(To be done)
Keep only the lines of the data below that contain "RUSH", and copy them.

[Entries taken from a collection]
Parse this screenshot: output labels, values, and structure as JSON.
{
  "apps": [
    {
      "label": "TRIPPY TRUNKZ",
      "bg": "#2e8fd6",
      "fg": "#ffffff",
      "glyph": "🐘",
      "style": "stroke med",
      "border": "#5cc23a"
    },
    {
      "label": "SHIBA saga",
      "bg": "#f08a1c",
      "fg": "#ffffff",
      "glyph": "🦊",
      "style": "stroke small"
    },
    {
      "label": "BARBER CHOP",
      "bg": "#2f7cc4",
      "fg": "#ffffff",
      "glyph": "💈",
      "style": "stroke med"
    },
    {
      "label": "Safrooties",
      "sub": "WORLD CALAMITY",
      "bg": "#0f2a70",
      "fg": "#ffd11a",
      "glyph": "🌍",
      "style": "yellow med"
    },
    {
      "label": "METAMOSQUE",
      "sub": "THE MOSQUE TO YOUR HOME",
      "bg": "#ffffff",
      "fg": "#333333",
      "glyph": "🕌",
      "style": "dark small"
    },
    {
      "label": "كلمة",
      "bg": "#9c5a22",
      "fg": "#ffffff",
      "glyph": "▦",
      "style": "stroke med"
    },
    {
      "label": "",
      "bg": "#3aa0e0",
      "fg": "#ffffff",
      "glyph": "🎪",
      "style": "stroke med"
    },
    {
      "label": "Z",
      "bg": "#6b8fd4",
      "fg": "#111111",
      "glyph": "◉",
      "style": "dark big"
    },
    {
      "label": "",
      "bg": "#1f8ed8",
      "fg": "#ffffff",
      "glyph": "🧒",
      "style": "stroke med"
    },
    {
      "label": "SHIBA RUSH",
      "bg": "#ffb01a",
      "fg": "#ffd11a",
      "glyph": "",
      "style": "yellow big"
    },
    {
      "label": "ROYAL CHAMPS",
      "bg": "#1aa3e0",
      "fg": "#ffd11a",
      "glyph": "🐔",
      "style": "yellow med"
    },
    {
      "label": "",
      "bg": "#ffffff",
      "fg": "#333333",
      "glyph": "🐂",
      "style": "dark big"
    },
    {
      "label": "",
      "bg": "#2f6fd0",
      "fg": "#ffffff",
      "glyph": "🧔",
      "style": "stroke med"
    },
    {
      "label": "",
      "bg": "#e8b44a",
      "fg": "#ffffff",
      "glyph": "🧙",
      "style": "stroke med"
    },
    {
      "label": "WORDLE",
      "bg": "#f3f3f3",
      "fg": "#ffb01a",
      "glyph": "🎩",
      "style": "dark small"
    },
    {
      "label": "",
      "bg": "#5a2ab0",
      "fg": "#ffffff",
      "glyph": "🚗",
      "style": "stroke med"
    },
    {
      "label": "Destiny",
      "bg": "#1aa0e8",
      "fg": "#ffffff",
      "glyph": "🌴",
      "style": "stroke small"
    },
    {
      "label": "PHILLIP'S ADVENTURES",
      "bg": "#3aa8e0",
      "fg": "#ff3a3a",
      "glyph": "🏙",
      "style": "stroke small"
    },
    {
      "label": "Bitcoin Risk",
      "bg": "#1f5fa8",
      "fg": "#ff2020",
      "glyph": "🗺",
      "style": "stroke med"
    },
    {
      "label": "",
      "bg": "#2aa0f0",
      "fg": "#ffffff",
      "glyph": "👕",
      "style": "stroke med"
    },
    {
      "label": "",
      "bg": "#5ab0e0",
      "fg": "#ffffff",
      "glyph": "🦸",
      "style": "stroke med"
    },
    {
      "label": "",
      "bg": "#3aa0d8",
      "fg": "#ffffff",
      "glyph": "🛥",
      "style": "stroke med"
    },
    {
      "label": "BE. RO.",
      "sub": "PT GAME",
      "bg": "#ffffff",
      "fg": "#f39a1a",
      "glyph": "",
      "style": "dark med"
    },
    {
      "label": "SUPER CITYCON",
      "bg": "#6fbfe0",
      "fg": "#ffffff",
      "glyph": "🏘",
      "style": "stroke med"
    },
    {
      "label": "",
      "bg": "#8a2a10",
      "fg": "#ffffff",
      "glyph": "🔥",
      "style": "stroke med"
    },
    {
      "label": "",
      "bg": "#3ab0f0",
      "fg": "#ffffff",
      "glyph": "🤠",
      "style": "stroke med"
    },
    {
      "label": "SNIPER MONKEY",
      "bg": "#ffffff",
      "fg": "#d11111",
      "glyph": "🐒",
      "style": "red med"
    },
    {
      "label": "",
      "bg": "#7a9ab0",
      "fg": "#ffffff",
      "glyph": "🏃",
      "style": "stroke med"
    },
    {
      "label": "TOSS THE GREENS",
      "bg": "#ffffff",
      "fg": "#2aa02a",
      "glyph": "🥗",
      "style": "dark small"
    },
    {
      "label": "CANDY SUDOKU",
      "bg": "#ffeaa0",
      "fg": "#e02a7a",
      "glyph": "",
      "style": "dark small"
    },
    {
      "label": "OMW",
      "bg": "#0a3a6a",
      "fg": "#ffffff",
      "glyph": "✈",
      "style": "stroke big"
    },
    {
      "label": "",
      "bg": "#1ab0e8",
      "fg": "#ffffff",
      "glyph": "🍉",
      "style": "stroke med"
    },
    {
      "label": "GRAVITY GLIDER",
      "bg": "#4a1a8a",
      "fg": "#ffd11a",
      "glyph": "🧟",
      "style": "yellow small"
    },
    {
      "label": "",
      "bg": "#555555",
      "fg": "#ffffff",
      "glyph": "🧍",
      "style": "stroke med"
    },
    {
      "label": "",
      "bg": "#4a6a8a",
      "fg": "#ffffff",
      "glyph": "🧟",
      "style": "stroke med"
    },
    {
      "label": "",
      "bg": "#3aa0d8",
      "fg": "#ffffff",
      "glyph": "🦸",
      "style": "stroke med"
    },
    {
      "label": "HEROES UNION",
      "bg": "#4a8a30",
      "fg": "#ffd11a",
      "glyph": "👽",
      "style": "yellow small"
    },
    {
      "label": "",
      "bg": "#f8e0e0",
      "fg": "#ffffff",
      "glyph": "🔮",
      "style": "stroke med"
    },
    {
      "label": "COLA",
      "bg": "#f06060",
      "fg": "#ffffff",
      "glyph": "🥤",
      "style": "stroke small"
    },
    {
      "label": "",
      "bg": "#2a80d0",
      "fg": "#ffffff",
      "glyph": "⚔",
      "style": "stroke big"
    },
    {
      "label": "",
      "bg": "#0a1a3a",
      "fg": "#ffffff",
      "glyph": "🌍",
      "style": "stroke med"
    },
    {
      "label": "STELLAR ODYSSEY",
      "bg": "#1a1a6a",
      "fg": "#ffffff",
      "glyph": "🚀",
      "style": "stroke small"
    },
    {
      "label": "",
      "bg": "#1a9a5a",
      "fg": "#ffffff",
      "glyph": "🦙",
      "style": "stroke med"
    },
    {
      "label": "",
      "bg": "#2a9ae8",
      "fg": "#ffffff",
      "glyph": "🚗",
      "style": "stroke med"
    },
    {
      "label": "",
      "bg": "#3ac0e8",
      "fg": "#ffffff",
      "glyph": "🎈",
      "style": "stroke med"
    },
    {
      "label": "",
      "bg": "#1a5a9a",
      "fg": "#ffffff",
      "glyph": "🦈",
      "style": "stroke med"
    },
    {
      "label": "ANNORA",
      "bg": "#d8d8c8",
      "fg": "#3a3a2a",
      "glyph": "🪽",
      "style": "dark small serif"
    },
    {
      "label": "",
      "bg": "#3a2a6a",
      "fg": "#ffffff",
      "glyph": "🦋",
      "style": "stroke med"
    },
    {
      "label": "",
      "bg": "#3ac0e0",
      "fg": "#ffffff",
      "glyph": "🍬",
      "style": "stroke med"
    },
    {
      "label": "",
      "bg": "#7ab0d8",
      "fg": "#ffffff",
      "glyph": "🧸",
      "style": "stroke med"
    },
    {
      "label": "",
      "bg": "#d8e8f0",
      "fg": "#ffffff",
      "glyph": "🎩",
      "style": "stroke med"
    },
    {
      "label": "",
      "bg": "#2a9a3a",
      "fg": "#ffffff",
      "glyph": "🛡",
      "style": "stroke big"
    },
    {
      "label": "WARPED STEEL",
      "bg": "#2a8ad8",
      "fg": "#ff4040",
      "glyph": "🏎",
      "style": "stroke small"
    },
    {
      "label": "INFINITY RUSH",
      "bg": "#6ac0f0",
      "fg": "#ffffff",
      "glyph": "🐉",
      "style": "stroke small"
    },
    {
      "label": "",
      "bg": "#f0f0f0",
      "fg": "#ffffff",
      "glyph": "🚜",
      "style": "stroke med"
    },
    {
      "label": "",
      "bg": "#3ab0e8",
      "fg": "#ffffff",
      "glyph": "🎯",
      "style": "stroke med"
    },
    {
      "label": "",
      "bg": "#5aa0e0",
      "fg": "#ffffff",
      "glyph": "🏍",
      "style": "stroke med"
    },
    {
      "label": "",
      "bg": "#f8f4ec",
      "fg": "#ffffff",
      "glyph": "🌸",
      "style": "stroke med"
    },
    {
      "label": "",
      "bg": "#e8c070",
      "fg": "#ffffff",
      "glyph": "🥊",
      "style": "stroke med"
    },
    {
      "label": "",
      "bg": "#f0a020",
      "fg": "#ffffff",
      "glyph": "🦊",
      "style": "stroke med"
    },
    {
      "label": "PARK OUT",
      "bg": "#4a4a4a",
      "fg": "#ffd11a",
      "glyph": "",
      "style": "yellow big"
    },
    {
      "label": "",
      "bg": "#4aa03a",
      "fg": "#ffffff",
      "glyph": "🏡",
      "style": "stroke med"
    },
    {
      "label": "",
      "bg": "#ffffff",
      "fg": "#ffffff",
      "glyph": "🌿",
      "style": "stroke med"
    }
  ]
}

(Written response)
      "label": "SHIBA RUSH",
      "label": "INFINITY RUSH",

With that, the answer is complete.